_GIVEN REQUEST_:
Please copy all the lines that follow, word for word.

_INPUT MATERIAL_:
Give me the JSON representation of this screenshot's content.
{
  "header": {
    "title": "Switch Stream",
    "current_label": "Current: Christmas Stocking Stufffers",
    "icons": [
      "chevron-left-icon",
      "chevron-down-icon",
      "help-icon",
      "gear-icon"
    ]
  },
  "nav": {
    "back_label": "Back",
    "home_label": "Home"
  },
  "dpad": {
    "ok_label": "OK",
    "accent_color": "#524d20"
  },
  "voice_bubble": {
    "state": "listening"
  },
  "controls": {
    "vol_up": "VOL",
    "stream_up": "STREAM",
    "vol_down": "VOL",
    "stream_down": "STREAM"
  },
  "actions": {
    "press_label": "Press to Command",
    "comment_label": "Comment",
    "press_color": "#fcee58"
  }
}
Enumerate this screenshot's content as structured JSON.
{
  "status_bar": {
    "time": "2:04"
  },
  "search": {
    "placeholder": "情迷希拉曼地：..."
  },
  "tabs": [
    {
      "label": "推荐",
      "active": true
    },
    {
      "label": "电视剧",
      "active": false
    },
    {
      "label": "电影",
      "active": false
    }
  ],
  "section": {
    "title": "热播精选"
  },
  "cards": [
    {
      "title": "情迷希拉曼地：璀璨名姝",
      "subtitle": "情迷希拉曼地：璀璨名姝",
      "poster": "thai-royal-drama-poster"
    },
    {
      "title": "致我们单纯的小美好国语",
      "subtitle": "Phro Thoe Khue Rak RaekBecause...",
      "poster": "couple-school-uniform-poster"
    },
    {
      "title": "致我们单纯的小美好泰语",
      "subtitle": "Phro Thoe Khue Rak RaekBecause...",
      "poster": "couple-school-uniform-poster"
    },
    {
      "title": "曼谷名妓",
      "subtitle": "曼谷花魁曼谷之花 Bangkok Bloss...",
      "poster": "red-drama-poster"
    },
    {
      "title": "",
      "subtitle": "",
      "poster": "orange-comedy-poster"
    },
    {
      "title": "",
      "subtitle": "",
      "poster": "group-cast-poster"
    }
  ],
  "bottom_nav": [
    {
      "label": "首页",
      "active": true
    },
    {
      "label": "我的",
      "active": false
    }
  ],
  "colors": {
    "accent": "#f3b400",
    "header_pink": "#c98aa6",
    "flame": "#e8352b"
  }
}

_FINAL RESULT_:
Give me the JSON representation of this screenshot's content.
{
  "header": {
    "title": "Switch Stream",
    "current_label": "Current: Christmas Stocking Stufffers",
    "icons": [
      "chevron-left-icon",
      "chevron-down-icon",
      "help-icon",
      "gear-icon"
    ]
  },
  "nav": {
    "back_label": "Back",
    "home_label": "Home"
  },
  "dpad": {
    "ok_label": "OK",
    "accent_color": "#524d20"
  },
  "voice_bubble": {
    "state": "listening"
  },
  "controls": {
    "vol_up": "VOL",
    "stream_up": "STREAM",
    "vol_down": "VOL",
    "stream_down": "STREAM"
  },
  "actions": {
    "press_label": "Press to Command",
    "comment_label": "Comment",
    "press_color": "#fcee58"
  }
}
Enumerate this screenshot's content as structured JSON.
{
  "status_bar": {
    "time": "2:04"
  },
  "search": {
    "placeholder": "情迷希拉曼地：..."
  },
  "tabs": [
    {
      "label": "推荐",
      "active": true
    },
    {
      "label": "电视剧",
      "active": false
    },
    {
      "label": "电影",
      "active": false
    }
  ],
  "section": {
    "title": "热播精选"
  },
  "cards": [
    {
      "title": "情迷希拉曼地：璀璨名姝",
      "subtitle": "情迷希拉曼地：璀璨名姝",
      "poster": "thai-royal-drama-poster"
    },
    {
      "title": "致我们单纯的小美好国语",
      "subtitle": "Phro Thoe Khue Rak RaekBecause...",
      "poster": "couple-school-uniform-poster"
    },
    {
      "title": "致我们单纯的小美好泰语",
      "subtitle": "Phro Thoe Khue Rak RaekBecause...",
      "poster": "couple-school-uniform-poster"
    },
    {
      "title": "曼谷名妓",
      "subtitle": "曼谷花魁曼谷之花 Bangkok Bloss...",
      "poster": "red-drama-poster"
    },
    {
      "title": "",
      "subtitle": "",
      "poster": "orange-comedy-poster"
    },
    {
      "title": "",
      "subtitle": "",
      "poster": "group-cast-poster"
    }
  ],
  "bottom_nav": [
    {
      "label": "首页",
      "active": true
    },
    {
      "label": "我的",
      "active": false
    }
  ],
  "colors": {
    "accent": "#f3b400",
    "header_pink": "#c98aa6",
    "flame": "#e8352b"
  }
}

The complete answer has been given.